<<<<

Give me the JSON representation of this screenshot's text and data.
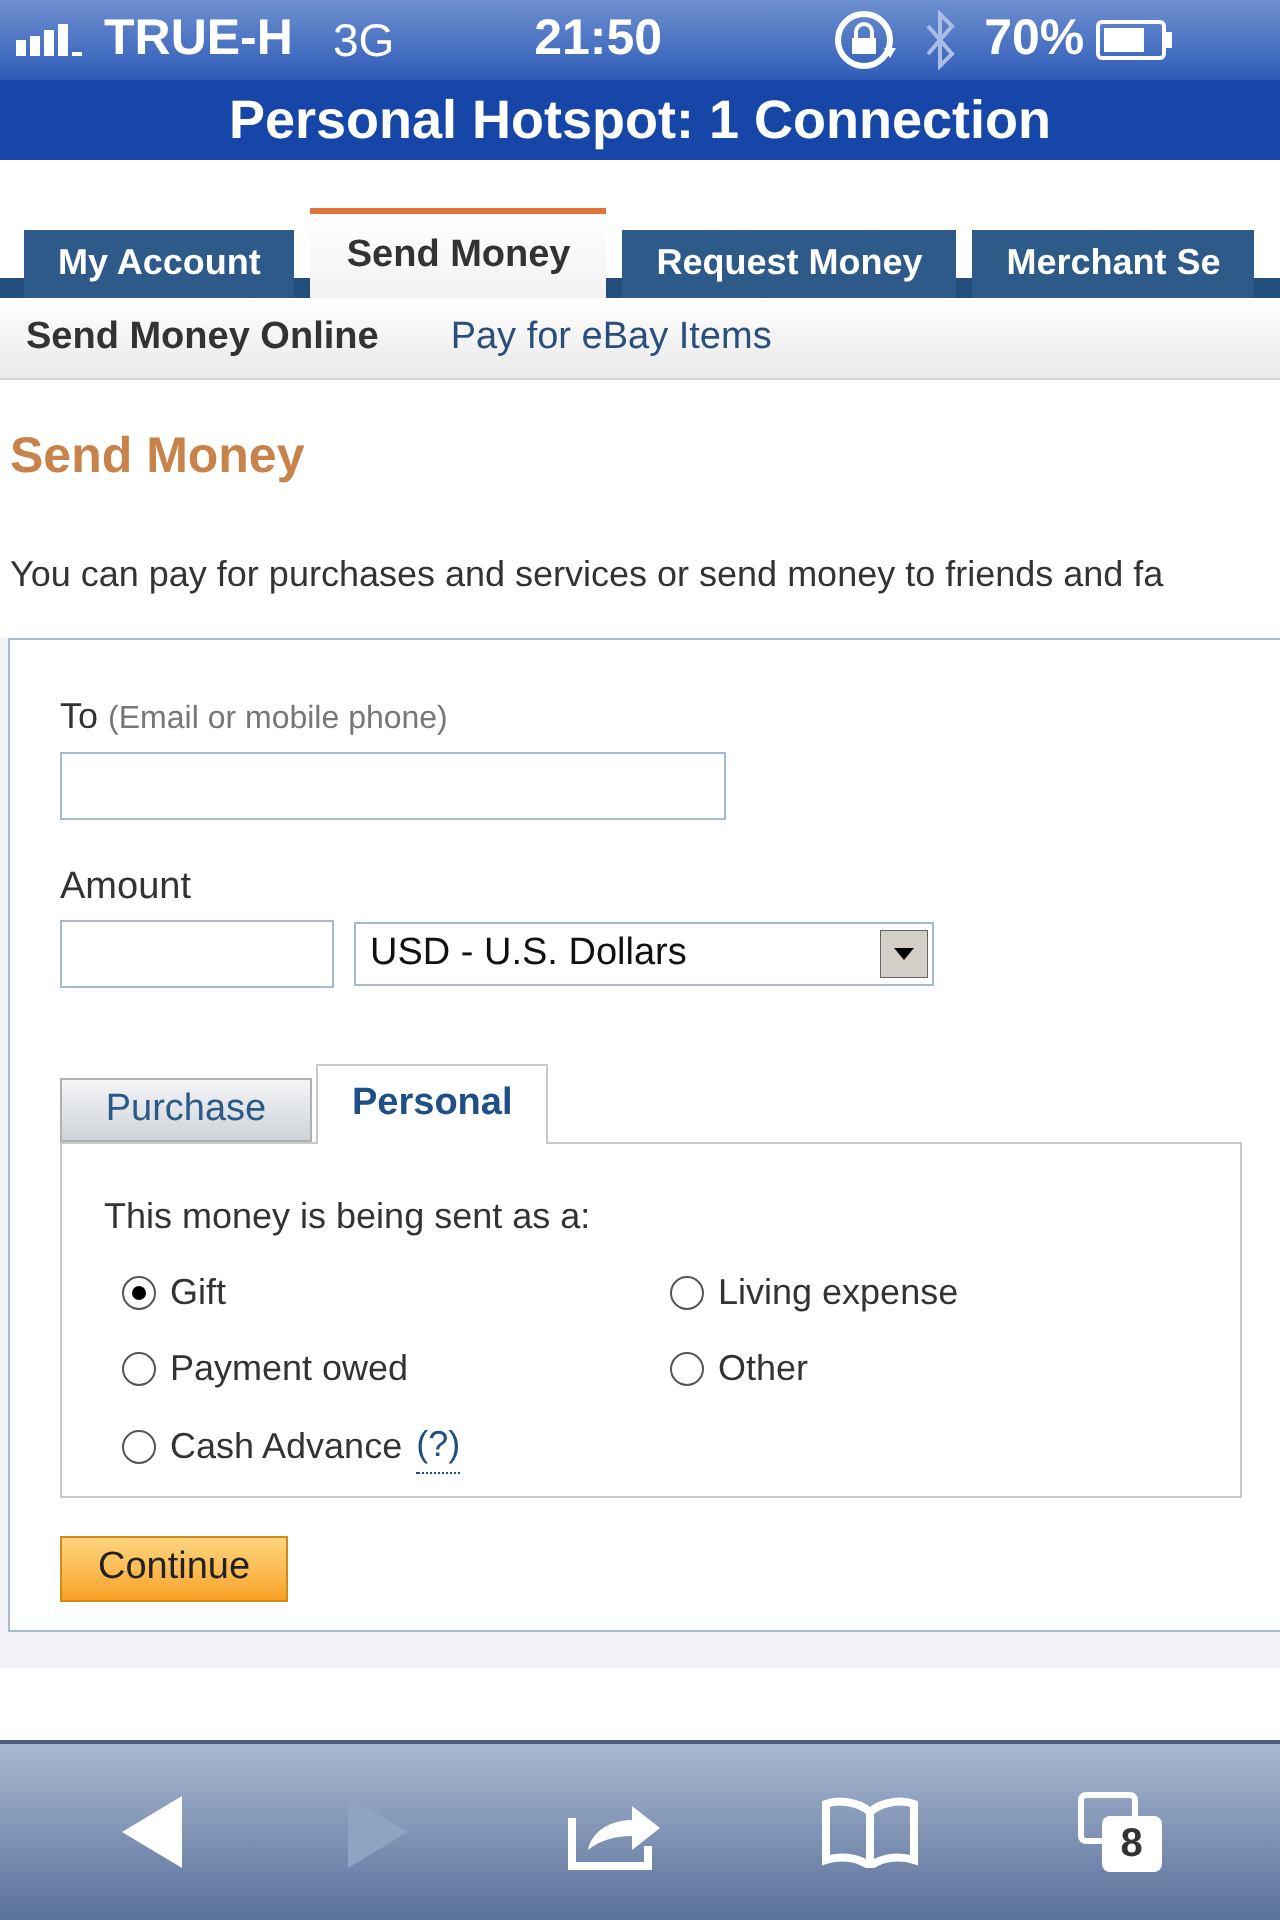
{
  "status_bar": {
    "carrier": "TRUE-H",
    "network": "3G",
    "time": "21:50",
    "battery": "70%"
  },
  "hotspot_banner": "Personal Hotspot: 1 Connection",
  "main_tabs": [
    {
      "label": "My Account",
      "selected": false
    },
    {
      "label": "Send Money",
      "selected": true
    },
    {
      "label": "Request Money",
      "selected": false
    },
    {
      "label": "Merchant Se",
      "selected": false
    }
  ],
  "sub_nav": [
    {
      "label": "Send Money Online",
      "selected": true
    },
    {
      "label": "Pay for eBay Items",
      "selected": false
    }
  ],
  "heading": "Send Money",
  "intro": "You can pay for purchases and services or send money to friends and fa",
  "form": {
    "to_label": "To",
    "to_hint": "(Email or mobile phone)",
    "amount_label": "Amount",
    "currency": "USD - U.S. Dollars",
    "payment_tabs": [
      {
        "label": "Purchase",
        "selected": false
      },
      {
        "label": "Personal",
        "selected": true
      }
    ],
    "question": "This money is being sent as a:",
    "options": [
      {
        "label": "Gift",
        "selected": true
      },
      {
        "label": "Living expense",
        "selected": false
      },
      {
        "label": "Payment owed",
        "selected": false
      },
      {
        "label": "Other",
        "selected": false
      },
      {
        "label": "Cash Advance",
        "help": "(?)",
        "selected": false
      }
    ],
    "continue_button": "Continue"
  },
  "toolbar": {
    "back_enabled": true,
    "forward_enabled": false,
    "tab_count": "8"
  }
}
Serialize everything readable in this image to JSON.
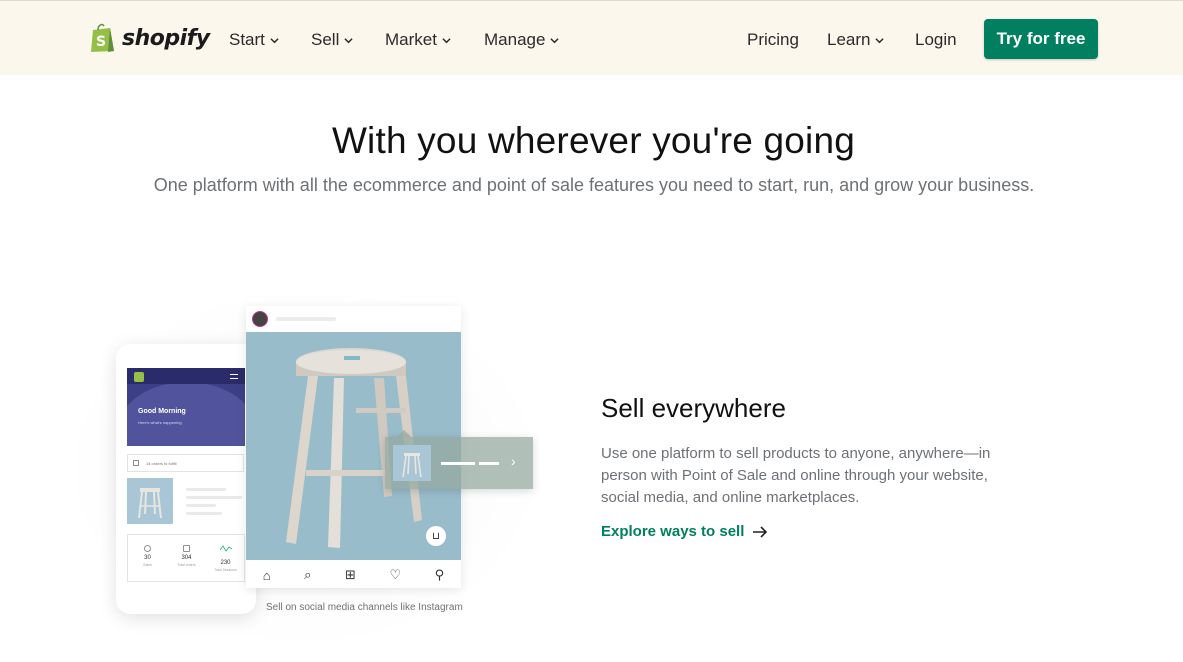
{
  "nav": {
    "logo_text": "shopify",
    "items": [
      {
        "label": "Start"
      },
      {
        "label": "Sell"
      },
      {
        "label": "Market"
      },
      {
        "label": "Manage"
      }
    ],
    "pricing": "Pricing",
    "learn": "Learn",
    "login": "Login",
    "cta": "Try for free"
  },
  "hero": {
    "title": "With you wherever you're going",
    "subtitle": "One platform with all the ecommerce and point of sale features you need to start, run, and grow your business."
  },
  "illustration": {
    "phone": {
      "greeting": "Good Morning",
      "greeting_sub": "Here's what's happening",
      "orders_label": "14 orders to fulfill",
      "stats": [
        {
          "value": "30",
          "label": "Sales",
          "icon": "dollar-icon"
        },
        {
          "value": "304",
          "label": "Total orders",
          "icon": "box-icon"
        },
        {
          "value": "230",
          "label": "Total Sessions",
          "icon": "activity-icon"
        }
      ]
    },
    "caption": "Sell on social media channels like Instagram"
  },
  "feature": {
    "title": "Sell everywhere",
    "description": "Use one platform to sell products to anyone, anywhere—in person with Point of Sale and online through your website, social media, and online marketplaces.",
    "link": "Explore ways to sell"
  },
  "colors": {
    "brand_green": "#008060",
    "nav_bg": "#fbf7ed",
    "logo_green": "#95bf47"
  }
}
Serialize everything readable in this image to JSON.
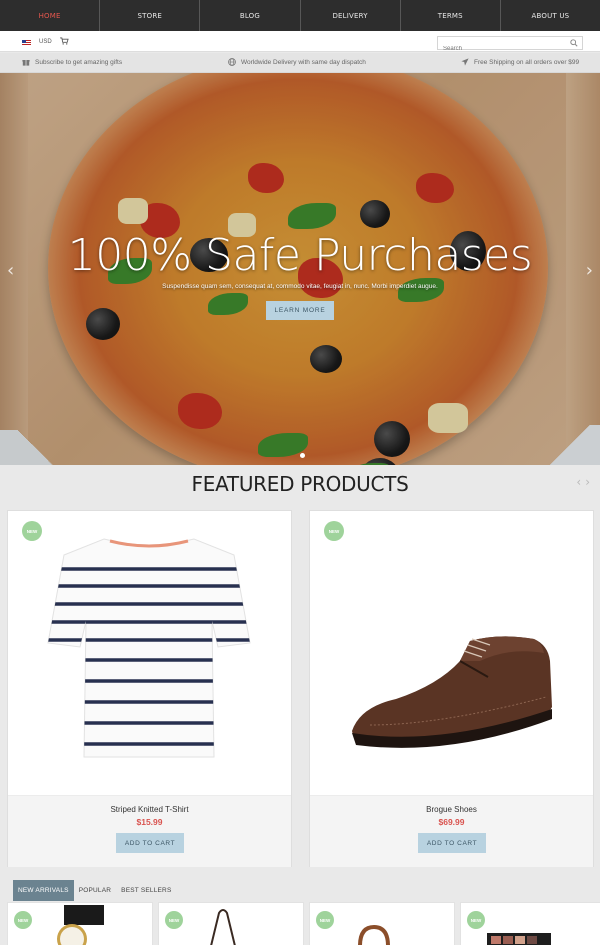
{
  "nav": {
    "items": [
      {
        "label": "HOME",
        "active": true
      },
      {
        "label": "STORE",
        "active": false
      },
      {
        "label": "BLOG",
        "active": false
      },
      {
        "label": "DELIVERY",
        "active": false
      },
      {
        "label": "TERMS",
        "active": false
      },
      {
        "label": "ABOUT US",
        "active": false
      }
    ]
  },
  "topbar": {
    "currency": "USD",
    "search_placeholder": "Search"
  },
  "infobar": {
    "items": [
      {
        "icon": "gift-icon",
        "text": "Subscribe to get amazing gifts"
      },
      {
        "icon": "globe-icon",
        "text": "Worldwide Delivery with same day dispatch"
      },
      {
        "icon": "plane-icon",
        "text": "Free Shipping on all orders over $99"
      }
    ]
  },
  "hero": {
    "title": "100% Safe Purchases",
    "subtitle": "Suspendisse quam sem, consequat at, commodo vitae, feugiat in, nunc. Morbi imperdiet augue.",
    "button": "LEARN MORE",
    "prev_arrow": "‹",
    "next_arrow": "›"
  },
  "featured": {
    "title": "FEATURED PRODUCTS",
    "arrows": "‹›",
    "products": [
      {
        "badge": "NEW",
        "name": "Striped Knitted T-Shirt",
        "price": "$15.99",
        "button": "ADD TO CART"
      },
      {
        "badge": "NEW",
        "name": "Brogue Shoes",
        "price": "$69.99",
        "button": "ADD TO CART"
      }
    ]
  },
  "tabs": {
    "items": [
      {
        "label": "NEW ARRIVALS",
        "active": true
      },
      {
        "label": "POPULAR",
        "active": false
      },
      {
        "label": "BEST SELLERS",
        "active": false
      }
    ]
  },
  "mini_products": [
    {
      "badge": "NEW"
    },
    {
      "badge": "NEW"
    },
    {
      "badge": "NEW"
    },
    {
      "badge": "NEW"
    }
  ],
  "colors": {
    "nav_bg": "#2d2d2d",
    "active_nav": "#e6574e",
    "button_bg": "#b8d2e0",
    "price": "#d9534f",
    "badge": "#9fd39b",
    "active_tab": "#6b8390"
  }
}
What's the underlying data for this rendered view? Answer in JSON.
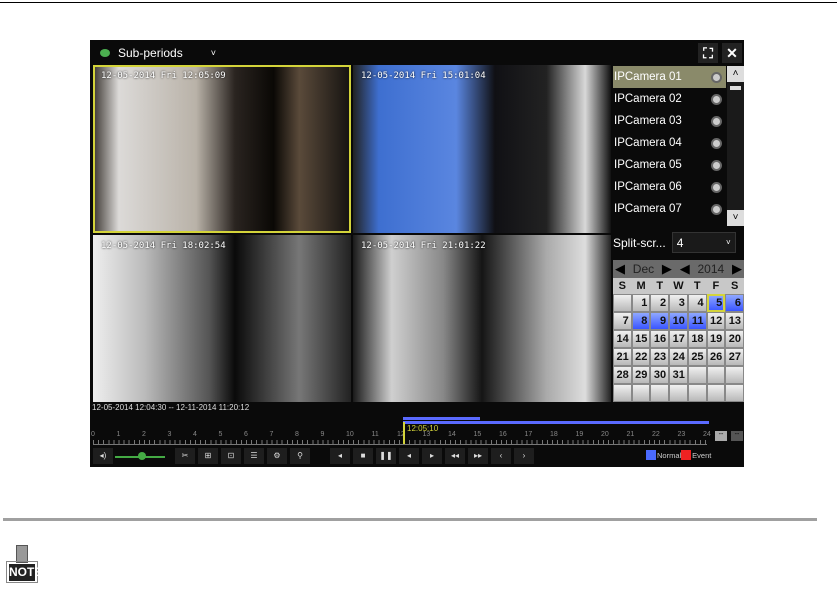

>>>>

Set exercise
Copy every entry word for word, but omit the pictures.

Finished exercise
Give me the JSON representation of this screenshot's text and data.
{
  "status_bar": {
    "carrier": "TRUE-H",
    "network": "3G",
    "time": "21:50",
    "battery": "70%"
  },
  "hotspot_banner": "Personal Hotspot: 1 Connection",
  "main_tabs": [
    {
      "label": "My Account",
      "selected": false
    },
    {
      "label": "Send Money",
      "selected": true
    },
    {
      "label": "Request Money",
      "selected": false
    },
    {
      "label": "Merchant Se",
      "selected": false
    }
  ],
  "sub_nav": [
    {
      "label": "Send Money Online",
      "selected": true
    },
    {
      "label": "Pay for eBay Items",
      "selected": false
    }
  ],
  "heading": "Send Money",
  "intro": "You can pay for purchases and services or send money to friends and fa",
  "form": {
    "to_label": "To",
    "to_hint": "(Email or mobile phone)",
    "amount_label": "Amount",
    "currency": "USD - U.S. Dollars",
    "payment_tabs": [
      {
        "label": "Purchase",
        "selected": false
      },
      {
        "label": "Personal",
        "selected": true
      }
    ],
    "question": "This money is being sent as a:",
    "options": [
      {
        "label": "Gift",
        "selected": true
      },
      {
        "label": "Living expense",
        "selected": false
      },
      {
        "label": "Payment owed",
        "selected": false
      },
      {
        "label": "Other",
        "selected": false
      },
      {
        "label": "Cash Advance",
        "help": "(?)",
        "selected": false
      }
    ],
    "continue_button": "Continue"
  },
  "toolbar": {
    "back_enabled": true,
    "forward_enabled": false,
    "tab_count": "8"
  }
}
Serialize everything readable in this image to JSON.
{
  "nav": {
    "logo_text": "shopify",
    "items": [
      {
        "label": "Start"
      },
      {
        "label": "Sell"
      },
      {
        "label": "Market"
      },
      {
        "label": "Manage"
      }
    ],
    "pricing": "Pricing",
    "learn": "Learn",
    "login": "Login",
    "cta": "Try for free"
  },
  "hero": {
    "title": "With you wherever you're going",
    "subtitle": "One platform with all the ecommerce and point of sale features you need to start, run, and grow your business."
  },
  "illustration": {
    "phone": {
      "greeting": "Good Morning",
      "greeting_sub": "Here's what's happening",
      "orders_label": "14 orders to fulfill",
      "stats": [
        {
          "value": "30",
          "label": "Sales",
          "icon": "dollar-icon"
        },
        {
          "value": "304",
          "label": "Total orders",
          "icon": "box-icon"
        },
        {
          "value": "230",
          "label": "Total Sessions",
          "icon": "activity-icon"
        }
      ]
    },
    "caption": "Sell on social media channels like Instagram"
  },
  "feature": {
    "title": "Sell everywhere",
    "description": "Use one platform to sell products to anyone, anywhere—in person with Point of Sale and online through your website, social media, and online marketplaces.",
    "link": "Explore ways to sell"
  },
  "colors": {
    "brand_green": "#008060",
    "nav_bg": "#fbf7ed",
    "logo_green": "#95bf47"
  }
}
Serialize everything readable in this image to JSON.
{
  "nav": {
    "items": [
      {
        "label": "HOME",
        "active": true
      },
      {
        "label": "STORE",
        "active": false
      },
      {
        "label": "BLOG",
        "active": false
      },
      {
        "label": "DELIVERY",
        "active": false
      },
      {
        "label": "TERMS",
        "active": false
      },
      {
        "label": "ABOUT US",
        "active": false
      }
    ]
  },
  "topbar": {
    "currency": "USD",
    "search_placeholder": "Search"
  },
  "infobar": {
    "items": [
      {
        "icon": "gift-icon",
        "text": "Subscribe to get amazing gifts"
      },
      {
        "icon": "globe-icon",
        "text": "Worldwide Delivery with same day dispatch"
      },
      {
        "icon": "plane-icon",
        "text": "Free Shipping on all orders over $99"
      }
    ]
  },
  "hero": {
    "title": "100% Safe Purchases",
    "subtitle": "Suspendisse quam sem, consequat at, commodo vitae, feugiat in, nunc. Morbi imperdiet augue.",
    "button": "LEARN MORE",
    "prev_arrow": "‹",
    "next_arrow": "›"
  },
  "featured": {
    "title": "FEATURED PRODUCTS",
    "arrows": "‹›",
    "products": [
      {
        "badge": "NEW",
        "name": "Striped Knitted T-Shirt",
        "price": "$15.99",
        "button": "ADD TO CART"
      },
      {
        "badge": "NEW",
        "name": "Brogue Shoes",
        "price": "$69.99",
        "button": "ADD TO CART"
      }
    ]
  },
  "tabs": {
    "items": [
      {
        "label": "NEW ARRIVALS",
        "active": true
      },
      {
        "label": "POPULAR",
        "active": false
      },
      {
        "label": "BEST SELLERS",
        "active": false
      }
    ]
  },
  "mini_products": [
    {
      "badge": "NEW"
    },
    {
      "badge": "NEW"
    },
    {
      "badge": "NEW"
    },
    {
      "badge": "NEW"
    }
  ],
  "colors": {
    "nav_bg": "#2d2d2d",
    "active_nav": "#e6574e",
    "button_bg": "#b8d2e0",
    "price": "#d9534f",
    "badge": "#9fd39b",
    "active_tab": "#6b8390"
  }
}
What's the underlying data for this rendered view? Answer in JSON.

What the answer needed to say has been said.